Entries shown —
↓↓↓

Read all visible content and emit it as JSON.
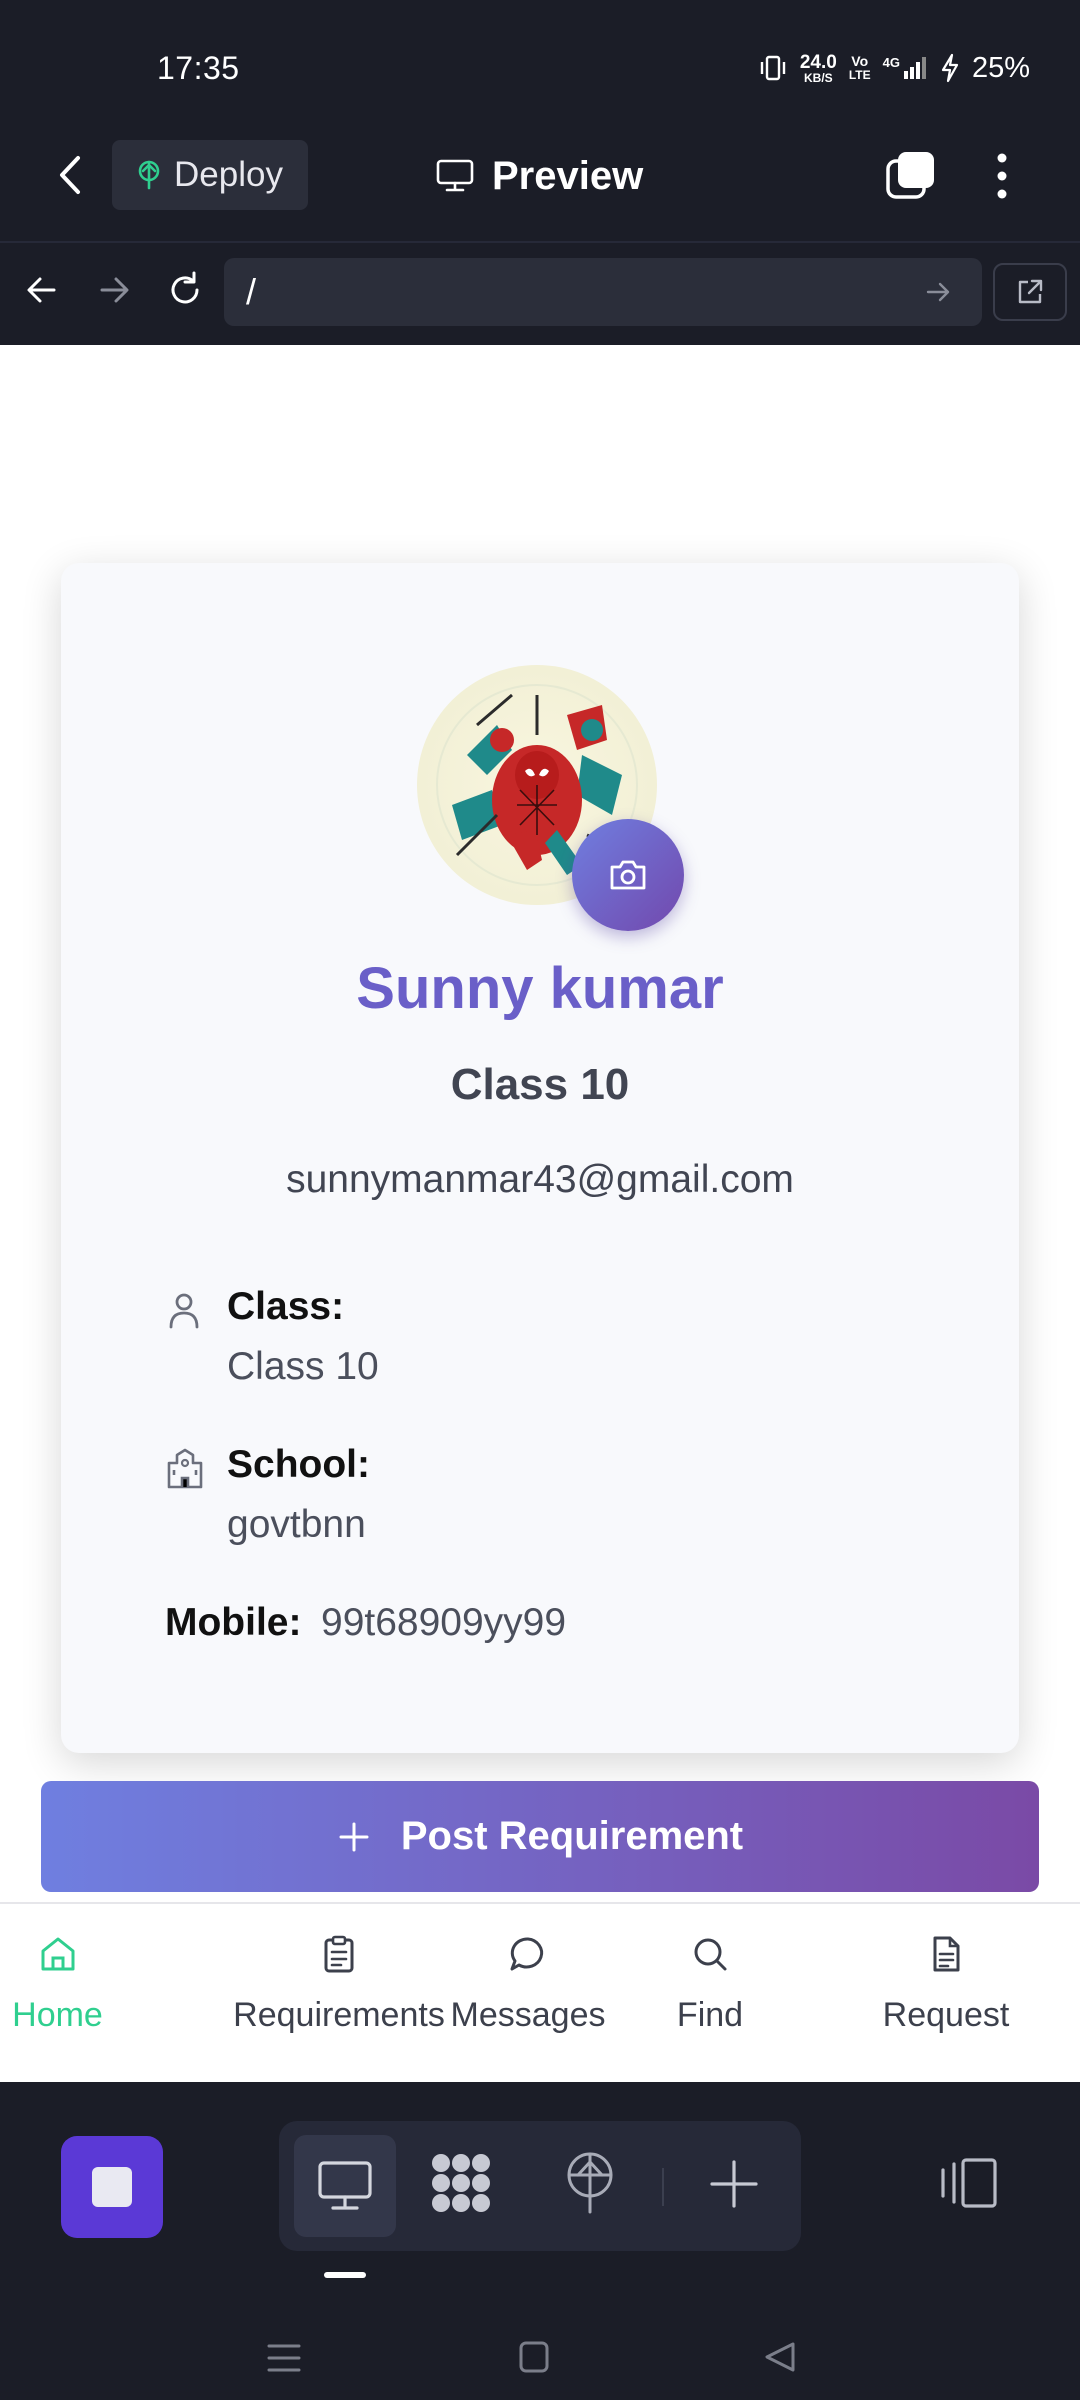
{
  "status_bar": {
    "time": "17:35",
    "net_speed_value": "24.0",
    "net_speed_unit": "KB/S",
    "volte_top": "Vo",
    "volte_bottom": "LTE",
    "network": "4G",
    "battery": "25%"
  },
  "header": {
    "deploy_label": "Deploy",
    "title": "Preview"
  },
  "browser": {
    "url": "/"
  },
  "profile": {
    "name": "Sunny kumar",
    "class_heading": "Class 10",
    "email": "sunnymanmar43@gmail.com",
    "class_label": "Class:",
    "class_value": "Class 10",
    "school_label": "School:",
    "school_value": "govtbnn",
    "mobile_label": "Mobile:",
    "mobile_value": "99t68909yy99"
  },
  "post_button": {
    "label": "Post Requirement"
  },
  "bottom_nav": {
    "items": [
      {
        "label": "Home",
        "icon": "home-icon",
        "active": true
      },
      {
        "label": "Requirements",
        "icon": "clipboard-icon",
        "active": false
      },
      {
        "label": "Messages",
        "icon": "chat-bubble-icon",
        "active": false
      },
      {
        "label": "Find",
        "icon": "search-icon",
        "active": false
      },
      {
        "label": "Request",
        "icon": "document-icon",
        "active": false
      }
    ]
  },
  "colors": {
    "accent_active": "#2fcf8f",
    "name_color": "#6a5fc8",
    "gradient_start": "#6f7fe0",
    "gradient_end": "#7a4aa6",
    "stop_button": "#5b39d6"
  }
}
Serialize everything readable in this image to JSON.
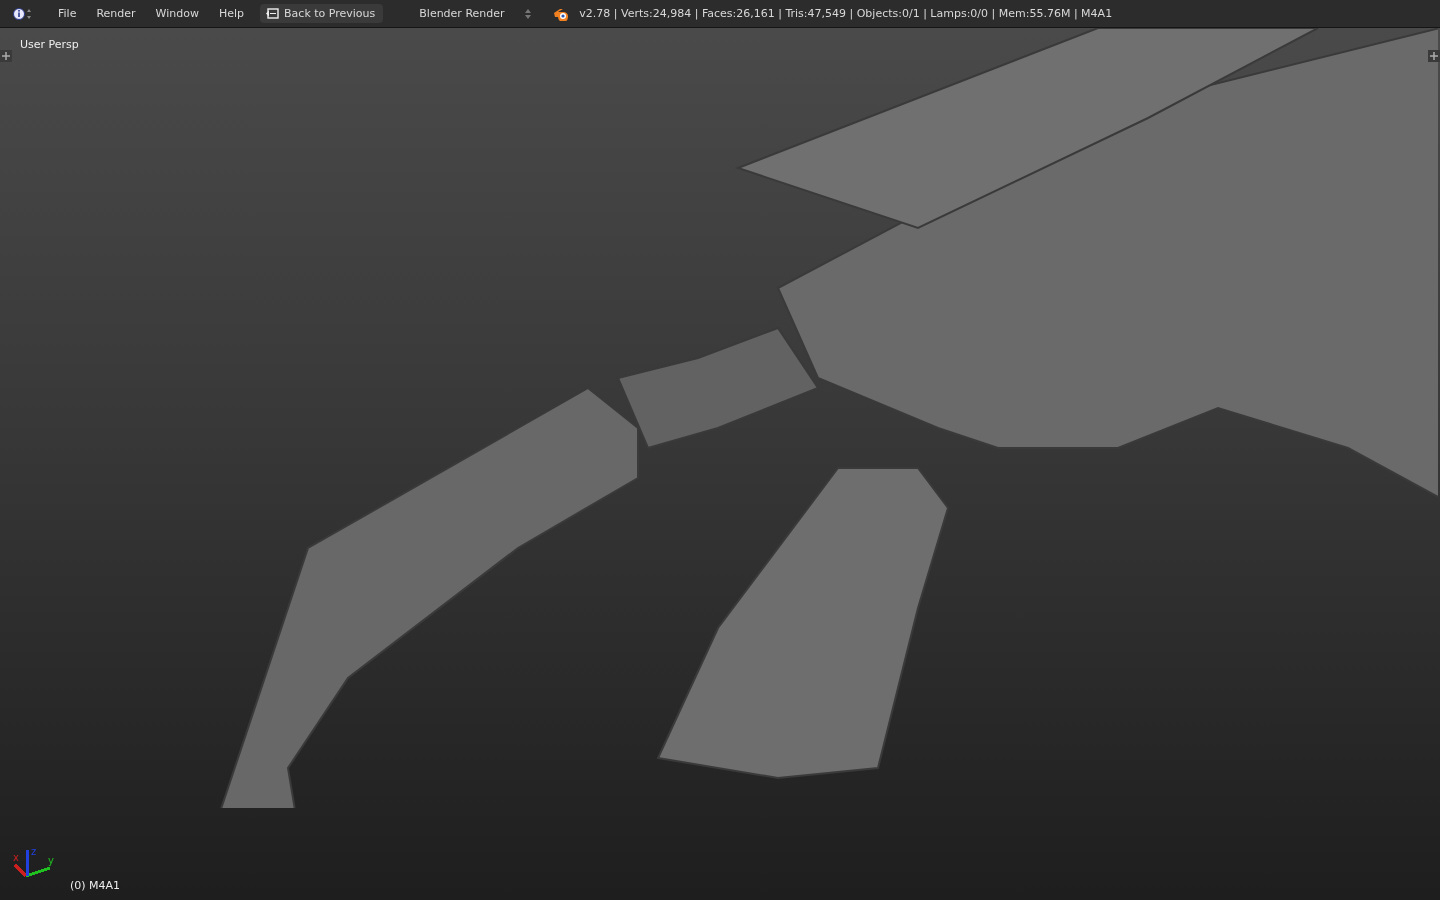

↑↑↑

Problem to solve — Omit the pictures, then quote the rest of the material above exactly.

Answer to the exercise —
Read all visible content and emit it as JSON.
{
  "status_bar": {
    "time": "17:35",
    "net_speed_value": "24.0",
    "net_speed_unit": "KB/S",
    "volte_top": "Vo",
    "volte_bottom": "LTE",
    "network": "4G",
    "battery": "25%"
  },
  "header": {
    "deploy_label": "Deploy",
    "title": "Preview"
  },
  "browser": {
    "url": "/"
  },
  "profile": {
    "name": "Sunny kumar",
    "class_heading": "Class 10",
    "email": "sunnymanmar43@gmail.com",
    "class_label": "Class:",
    "class_value": "Class 10",
    "school_label": "School:",
    "school_value": "govtbnn",
    "mobile_label": "Mobile:",
    "mobile_value": "99t68909yy99"
  },
  "post_button": {
    "label": "Post Requirement"
  },
  "bottom_nav": {
    "items": [
      {
        "label": "Home",
        "icon": "home-icon",
        "active": true
      },
      {
        "label": "Requirements",
        "icon": "clipboard-icon",
        "active": false
      },
      {
        "label": "Messages",
        "icon": "chat-bubble-icon",
        "active": false
      },
      {
        "label": "Find",
        "icon": "search-icon",
        "active": false
      },
      {
        "label": "Request",
        "icon": "document-icon",
        "active": false
      }
    ]
  },
  "colors": {
    "accent_active": "#2fcf8f",
    "name_color": "#6a5fc8",
    "gradient_start": "#6f7fe0",
    "gradient_end": "#7a4aa6",
    "stop_button": "#5b39d6"
  }
}
Serialize everything readable in this image to JSON.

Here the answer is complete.